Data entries
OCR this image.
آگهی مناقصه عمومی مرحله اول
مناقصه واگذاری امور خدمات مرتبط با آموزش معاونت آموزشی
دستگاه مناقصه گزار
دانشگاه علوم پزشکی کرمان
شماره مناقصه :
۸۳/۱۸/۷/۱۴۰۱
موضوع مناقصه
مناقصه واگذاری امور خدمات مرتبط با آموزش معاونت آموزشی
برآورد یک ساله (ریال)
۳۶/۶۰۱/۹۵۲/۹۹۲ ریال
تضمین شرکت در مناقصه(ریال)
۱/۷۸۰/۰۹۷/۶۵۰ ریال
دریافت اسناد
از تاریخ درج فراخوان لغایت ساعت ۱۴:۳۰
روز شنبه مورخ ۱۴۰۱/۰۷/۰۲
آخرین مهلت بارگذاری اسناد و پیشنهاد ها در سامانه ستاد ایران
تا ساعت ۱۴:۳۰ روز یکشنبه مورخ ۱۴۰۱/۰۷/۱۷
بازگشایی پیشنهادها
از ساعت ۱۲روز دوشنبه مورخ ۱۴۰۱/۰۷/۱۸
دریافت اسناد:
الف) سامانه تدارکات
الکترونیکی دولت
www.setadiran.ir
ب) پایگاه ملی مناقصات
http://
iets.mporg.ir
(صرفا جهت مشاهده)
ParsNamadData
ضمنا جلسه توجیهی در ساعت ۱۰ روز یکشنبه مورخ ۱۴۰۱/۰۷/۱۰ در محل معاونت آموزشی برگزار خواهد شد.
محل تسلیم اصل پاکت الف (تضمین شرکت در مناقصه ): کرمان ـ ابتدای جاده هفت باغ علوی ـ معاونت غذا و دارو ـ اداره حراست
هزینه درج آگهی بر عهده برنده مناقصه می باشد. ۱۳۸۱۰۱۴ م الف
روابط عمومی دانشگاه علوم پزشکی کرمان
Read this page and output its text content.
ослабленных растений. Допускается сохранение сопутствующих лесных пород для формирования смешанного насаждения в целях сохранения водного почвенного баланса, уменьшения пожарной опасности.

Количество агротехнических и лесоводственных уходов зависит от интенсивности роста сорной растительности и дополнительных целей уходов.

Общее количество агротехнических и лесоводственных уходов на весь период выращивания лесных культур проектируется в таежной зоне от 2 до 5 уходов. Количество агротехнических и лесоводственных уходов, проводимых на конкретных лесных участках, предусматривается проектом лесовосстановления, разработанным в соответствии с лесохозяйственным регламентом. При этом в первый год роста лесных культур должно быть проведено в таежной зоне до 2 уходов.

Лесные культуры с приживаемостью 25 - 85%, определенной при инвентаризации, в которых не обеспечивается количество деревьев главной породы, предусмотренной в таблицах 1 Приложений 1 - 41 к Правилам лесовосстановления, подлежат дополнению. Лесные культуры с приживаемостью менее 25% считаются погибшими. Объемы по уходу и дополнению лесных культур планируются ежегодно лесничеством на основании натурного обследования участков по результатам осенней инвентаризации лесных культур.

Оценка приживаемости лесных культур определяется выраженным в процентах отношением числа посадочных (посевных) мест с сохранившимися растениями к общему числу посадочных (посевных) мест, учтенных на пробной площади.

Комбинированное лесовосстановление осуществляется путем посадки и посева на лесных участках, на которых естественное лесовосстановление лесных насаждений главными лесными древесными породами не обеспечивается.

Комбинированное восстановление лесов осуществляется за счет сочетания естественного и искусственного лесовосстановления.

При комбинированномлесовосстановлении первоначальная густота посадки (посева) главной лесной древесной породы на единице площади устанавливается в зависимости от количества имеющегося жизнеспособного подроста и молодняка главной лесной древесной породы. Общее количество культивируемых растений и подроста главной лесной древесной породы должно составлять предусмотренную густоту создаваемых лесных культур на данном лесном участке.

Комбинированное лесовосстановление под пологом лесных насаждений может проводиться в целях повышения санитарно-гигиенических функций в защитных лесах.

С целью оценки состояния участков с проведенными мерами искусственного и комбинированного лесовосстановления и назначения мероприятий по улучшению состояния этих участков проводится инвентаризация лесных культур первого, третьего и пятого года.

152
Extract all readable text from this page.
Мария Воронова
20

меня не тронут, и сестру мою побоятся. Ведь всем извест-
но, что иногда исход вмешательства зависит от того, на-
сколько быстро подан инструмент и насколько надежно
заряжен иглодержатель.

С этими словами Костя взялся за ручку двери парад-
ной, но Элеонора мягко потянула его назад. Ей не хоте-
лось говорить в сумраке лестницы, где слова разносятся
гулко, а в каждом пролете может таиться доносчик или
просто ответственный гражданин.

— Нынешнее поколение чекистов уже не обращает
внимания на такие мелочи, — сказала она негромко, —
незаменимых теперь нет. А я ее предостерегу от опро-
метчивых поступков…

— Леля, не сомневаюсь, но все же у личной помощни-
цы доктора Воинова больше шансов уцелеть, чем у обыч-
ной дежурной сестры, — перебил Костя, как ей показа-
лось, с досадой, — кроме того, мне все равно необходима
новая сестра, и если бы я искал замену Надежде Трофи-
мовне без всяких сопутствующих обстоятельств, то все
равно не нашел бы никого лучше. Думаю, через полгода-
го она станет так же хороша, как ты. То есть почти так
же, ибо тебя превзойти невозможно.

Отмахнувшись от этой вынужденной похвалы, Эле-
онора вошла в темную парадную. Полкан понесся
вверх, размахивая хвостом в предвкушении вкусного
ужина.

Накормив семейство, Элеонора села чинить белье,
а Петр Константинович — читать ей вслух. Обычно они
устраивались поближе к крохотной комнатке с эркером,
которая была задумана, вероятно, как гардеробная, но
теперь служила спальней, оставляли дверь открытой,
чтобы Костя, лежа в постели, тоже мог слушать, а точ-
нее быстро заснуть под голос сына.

- [SET PROBLEM]: From the material above, count the lines that include "Элеонора" and give only the total.

- [SOLUTION]: 2